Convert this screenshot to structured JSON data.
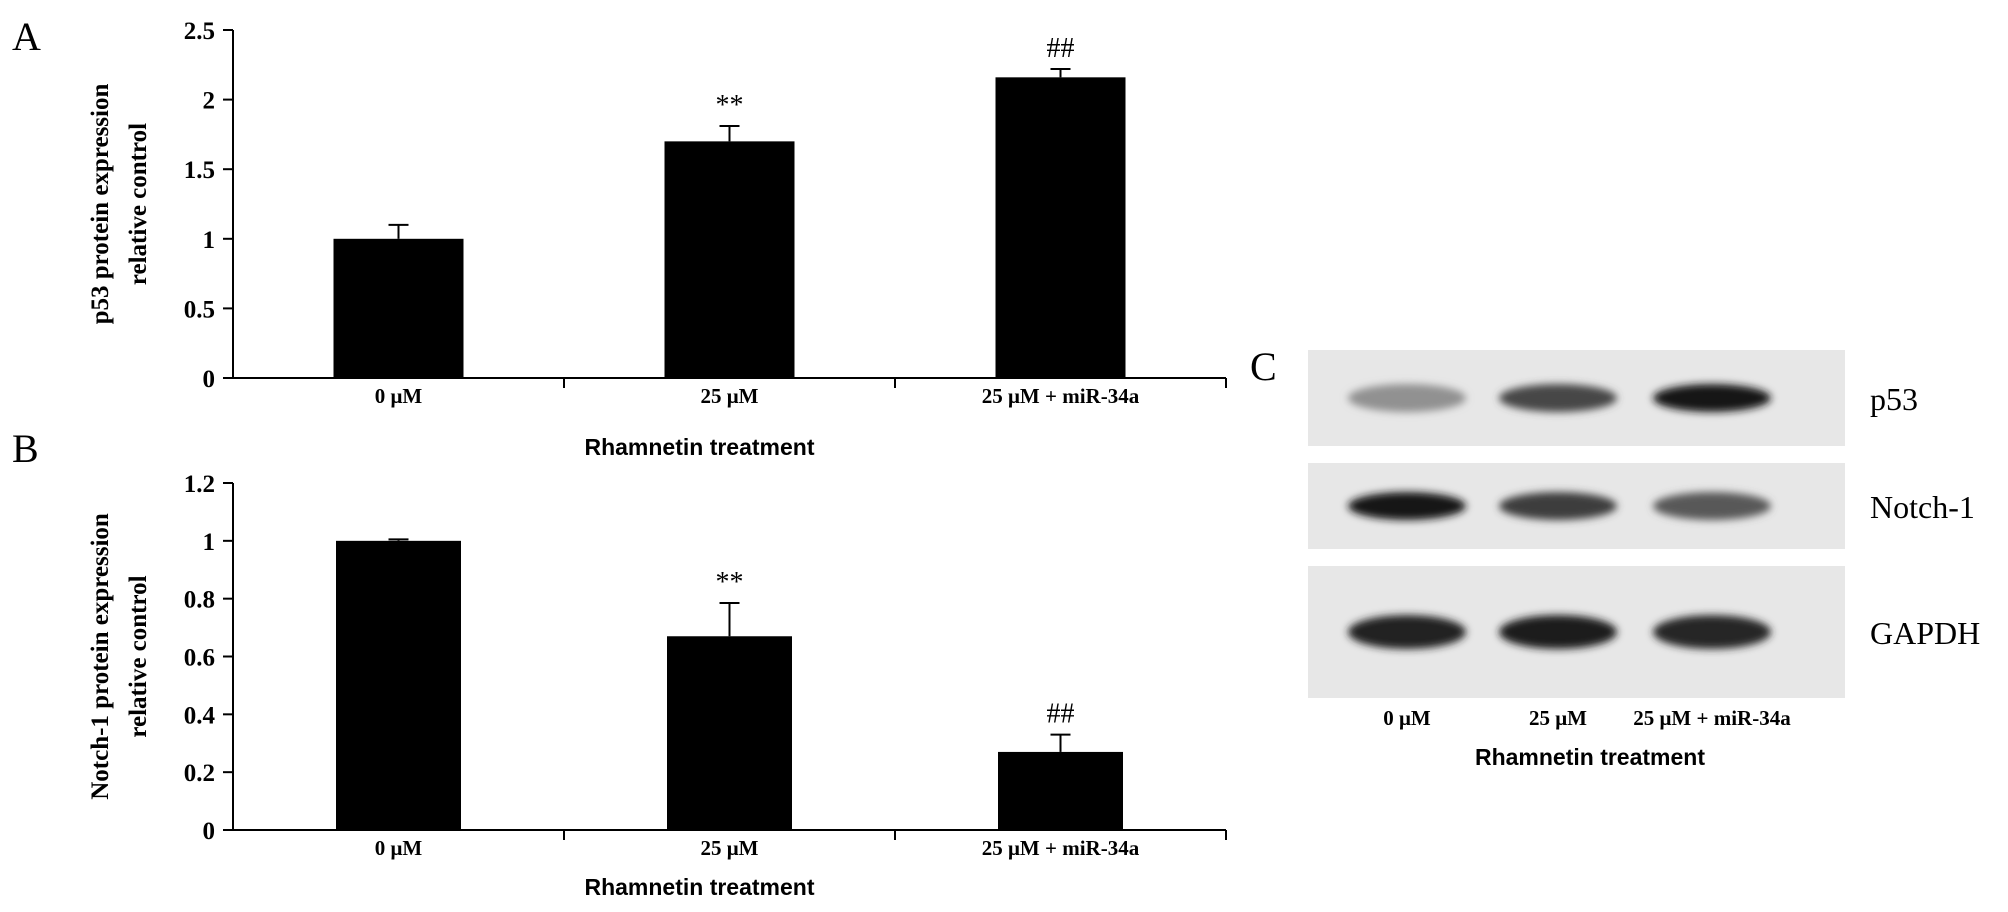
{
  "panels": {
    "A": {
      "letter": "A"
    },
    "B": {
      "letter": "B"
    },
    "C": {
      "letter": "C"
    }
  },
  "chart_data": [
    {
      "type": "bar",
      "panel": "A",
      "categories": [
        "0 μM",
        "25 μM",
        "25 μM + miR-34a"
      ],
      "values": [
        1.0,
        1.7,
        2.16
      ],
      "errors": [
        0.1,
        0.11,
        0.06
      ],
      "annotations": [
        "",
        "**",
        "##"
      ],
      "xlabel": "Rhamnetin treatment",
      "ylabel_lines": [
        "p53 protein expression",
        "relative control"
      ],
      "ylim": [
        0,
        2.5
      ],
      "yticks": [
        0,
        0.5,
        1,
        1.5,
        2,
        2.5
      ],
      "ytick_labels": [
        "0",
        "0.5",
        "1",
        "1.5",
        "2",
        "2.5"
      ],
      "grid": false,
      "bar_color": "#000000"
    },
    {
      "type": "bar",
      "panel": "B",
      "categories": [
        "0 μM",
        "25 μM",
        "25 μM + miR-34a"
      ],
      "values": [
        1.0,
        0.67,
        0.27
      ],
      "errors": [
        0.005,
        0.115,
        0.06
      ],
      "annotations": [
        "",
        "**",
        "##"
      ],
      "xlabel": "Rhamnetin treatment",
      "ylabel_lines": [
        "Notch-1 protein expression",
        "relative control"
      ],
      "ylim": [
        0,
        1.2
      ],
      "yticks": [
        0,
        0.2,
        0.4,
        0.6,
        0.8,
        1.0,
        1.2
      ],
      "ytick_labels": [
        "0",
        "0.2",
        "0.4",
        "0.6",
        "0.8",
        "1",
        "1.2"
      ],
      "grid": false,
      "bar_color": "#000000"
    }
  ],
  "blot": {
    "rows": [
      {
        "label": "p53",
        "intensities": [
          0.3,
          0.7,
          0.95
        ]
      },
      {
        "label": "Notch-1",
        "intensities": [
          0.95,
          0.75,
          0.6
        ]
      },
      {
        "label": "GAPDH",
        "intensities": [
          0.9,
          0.92,
          0.88
        ]
      }
    ],
    "lanes": [
      "0 μM",
      "25 μM",
      "25 μM + miR-34a"
    ],
    "xlabel": "Rhamnetin treatment"
  }
}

Problem statement:
The listing is to be repeated exactly, with its pictures removed.

Finished exercise:
Convert this screenshot to structured JSON data.
{
  "panels": {
    "A": {
      "letter": "A"
    },
    "B": {
      "letter": "B"
    },
    "C": {
      "letter": "C"
    }
  },
  "chart_data": [
    {
      "type": "bar",
      "panel": "A",
      "categories": [
        "0 μM",
        "25 μM",
        "25 μM + miR-34a"
      ],
      "values": [
        1.0,
        1.7,
        2.16
      ],
      "errors": [
        0.1,
        0.11,
        0.06
      ],
      "annotations": [
        "",
        "**",
        "##"
      ],
      "xlabel": "Rhamnetin treatment",
      "ylabel_lines": [
        "p53 protein expression",
        "relative control"
      ],
      "ylim": [
        0,
        2.5
      ],
      "yticks": [
        0,
        0.5,
        1,
        1.5,
        2,
        2.5
      ],
      "ytick_labels": [
        "0",
        "0.5",
        "1",
        "1.5",
        "2",
        "2.5"
      ],
      "grid": false,
      "bar_color": "#000000"
    },
    {
      "type": "bar",
      "panel": "B",
      "categories": [
        "0 μM",
        "25 μM",
        "25 μM + miR-34a"
      ],
      "values": [
        1.0,
        0.67,
        0.27
      ],
      "errors": [
        0.005,
        0.115,
        0.06
      ],
      "annotations": [
        "",
        "**",
        "##"
      ],
      "xlabel": "Rhamnetin treatment",
      "ylabel_lines": [
        "Notch-1 protein expression",
        "relative control"
      ],
      "ylim": [
        0,
        1.2
      ],
      "yticks": [
        0,
        0.2,
        0.4,
        0.6,
        0.8,
        1.0,
        1.2
      ],
      "ytick_labels": [
        "0",
        "0.2",
        "0.4",
        "0.6",
        "0.8",
        "1",
        "1.2"
      ],
      "grid": false,
      "bar_color": "#000000"
    }
  ],
  "blot": {
    "rows": [
      {
        "label": "p53",
        "intensities": [
          0.3,
          0.7,
          0.95
        ]
      },
      {
        "label": "Notch-1",
        "intensities": [
          0.95,
          0.75,
          0.6
        ]
      },
      {
        "label": "GAPDH",
        "intensities": [
          0.9,
          0.92,
          0.88
        ]
      }
    ],
    "lanes": [
      "0 μM",
      "25 μM",
      "25 μM + miR-34a"
    ],
    "xlabel": "Rhamnetin treatment"
  }
}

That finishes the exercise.